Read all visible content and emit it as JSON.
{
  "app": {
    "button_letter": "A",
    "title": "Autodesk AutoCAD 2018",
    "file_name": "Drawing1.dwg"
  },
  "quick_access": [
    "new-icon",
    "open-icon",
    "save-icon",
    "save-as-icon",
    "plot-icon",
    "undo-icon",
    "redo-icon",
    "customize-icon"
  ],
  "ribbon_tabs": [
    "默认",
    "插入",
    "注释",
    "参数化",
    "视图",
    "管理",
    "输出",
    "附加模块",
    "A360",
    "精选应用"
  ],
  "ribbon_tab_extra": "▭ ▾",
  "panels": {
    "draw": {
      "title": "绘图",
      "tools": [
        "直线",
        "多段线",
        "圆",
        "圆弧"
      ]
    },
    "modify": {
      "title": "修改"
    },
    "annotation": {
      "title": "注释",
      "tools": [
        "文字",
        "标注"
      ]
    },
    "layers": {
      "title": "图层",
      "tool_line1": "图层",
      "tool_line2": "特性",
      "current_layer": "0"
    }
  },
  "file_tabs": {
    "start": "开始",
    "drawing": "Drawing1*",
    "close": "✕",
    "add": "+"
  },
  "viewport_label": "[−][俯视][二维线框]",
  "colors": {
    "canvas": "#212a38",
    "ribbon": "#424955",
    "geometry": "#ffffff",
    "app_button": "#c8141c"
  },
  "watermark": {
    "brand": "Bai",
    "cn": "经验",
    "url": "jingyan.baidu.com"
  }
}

(Challenge) Copy each line from the records above that includes the string "icon".

(Answer below)
    "new-icon",
    "open-icon",
    "save-icon",
    "save-as-icon",
    "plot-icon",
    "undo-icon",
    "redo-icon",
    "customize-icon"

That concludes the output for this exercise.